─── RECORDS FOR THE EXERCISE

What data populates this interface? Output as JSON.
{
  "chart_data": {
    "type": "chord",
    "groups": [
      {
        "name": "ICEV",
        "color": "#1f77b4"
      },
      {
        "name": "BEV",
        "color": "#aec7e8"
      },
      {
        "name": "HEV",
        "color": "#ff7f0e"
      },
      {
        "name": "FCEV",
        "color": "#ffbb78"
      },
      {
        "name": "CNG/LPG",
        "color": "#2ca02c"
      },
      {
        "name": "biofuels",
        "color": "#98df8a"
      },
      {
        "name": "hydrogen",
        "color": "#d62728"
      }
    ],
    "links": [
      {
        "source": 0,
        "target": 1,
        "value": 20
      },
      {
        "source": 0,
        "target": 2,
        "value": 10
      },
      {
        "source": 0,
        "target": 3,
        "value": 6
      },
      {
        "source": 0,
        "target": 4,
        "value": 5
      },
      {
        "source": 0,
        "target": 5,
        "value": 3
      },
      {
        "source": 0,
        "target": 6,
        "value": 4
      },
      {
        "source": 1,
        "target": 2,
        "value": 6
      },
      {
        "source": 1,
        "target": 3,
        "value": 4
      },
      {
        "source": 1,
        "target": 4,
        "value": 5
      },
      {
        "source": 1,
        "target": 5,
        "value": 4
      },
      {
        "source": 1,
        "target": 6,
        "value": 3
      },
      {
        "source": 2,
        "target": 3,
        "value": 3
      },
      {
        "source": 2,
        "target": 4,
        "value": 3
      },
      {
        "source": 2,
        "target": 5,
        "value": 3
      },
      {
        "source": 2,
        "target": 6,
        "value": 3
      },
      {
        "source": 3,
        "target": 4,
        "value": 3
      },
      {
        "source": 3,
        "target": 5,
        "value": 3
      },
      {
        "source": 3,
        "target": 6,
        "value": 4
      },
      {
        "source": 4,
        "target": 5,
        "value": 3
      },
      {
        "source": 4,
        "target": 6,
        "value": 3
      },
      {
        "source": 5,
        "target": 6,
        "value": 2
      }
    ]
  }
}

──────

» **SHORT EXERCISE**
Transcribe the whole listing exactly.

» **EXERCISE RESULT**
What data populates this interface? Output as JSON.
{
  "chart_data": {
    "type": "chord",
    "groups": [
      {
        "name": "ICEV",
        "color": "#1f77b4"
      },
      {
        "name": "BEV",
        "color": "#aec7e8"
      },
      {
        "name": "HEV",
        "color": "#ff7f0e"
      },
      {
        "name": "FCEV",
        "color": "#ffbb78"
      },
      {
        "name": "CNG/LPG",
        "color": "#2ca02c"
      },
      {
        "name": "biofuels",
        "color": "#98df8a"
      },
      {
        "name": "hydrogen",
        "color": "#d62728"
      }
    ],
    "links": [
      {
        "source": 0,
        "target": 1,
        "value": 20
      },
      {
        "source": 0,
        "target": 2,
        "value": 10
      },
      {
        "source": 0,
        "target": 3,
        "value": 6
      },
      {
        "source": 0,
        "target": 4,
        "value": 5
      },
      {
        "source": 0,
        "target": 5,
        "value": 3
      },
      {
        "source": 0,
        "target": 6,
        "value": 4
      },
      {
        "source": 1,
        "target": 2,
        "value": 6
      },
      {
        "source": 1,
        "target": 3,
        "value": 4
      },
      {
        "source": 1,
        "target": 4,
        "value": 5
      },
      {
        "source": 1,
        "target": 5,
        "value": 4
      },
      {
        "source": 1,
        "target": 6,
        "value": 3
      },
      {
        "source": 2,
        "target": 3,
        "value": 3
      },
      {
        "source": 2,
        "target": 4,
        "value": 3
      },
      {
        "source": 2,
        "target": 5,
        "value": 3
      },
      {
        "source": 2,
        "target": 6,
        "value": 3
      },
      {
        "source": 3,
        "target": 4,
        "value": 3
      },
      {
        "source": 3,
        "target": 5,
        "value": 3
      },
      {
        "source": 3,
        "target": 6,
        "value": 4
      },
      {
        "source": 4,
        "target": 5,
        "value": 3
      },
      {
        "source": 4,
        "target": 6,
        "value": 3
      },
      {
        "source": 5,
        "target": 6,
        "value": 2
      }
    ]
  }
}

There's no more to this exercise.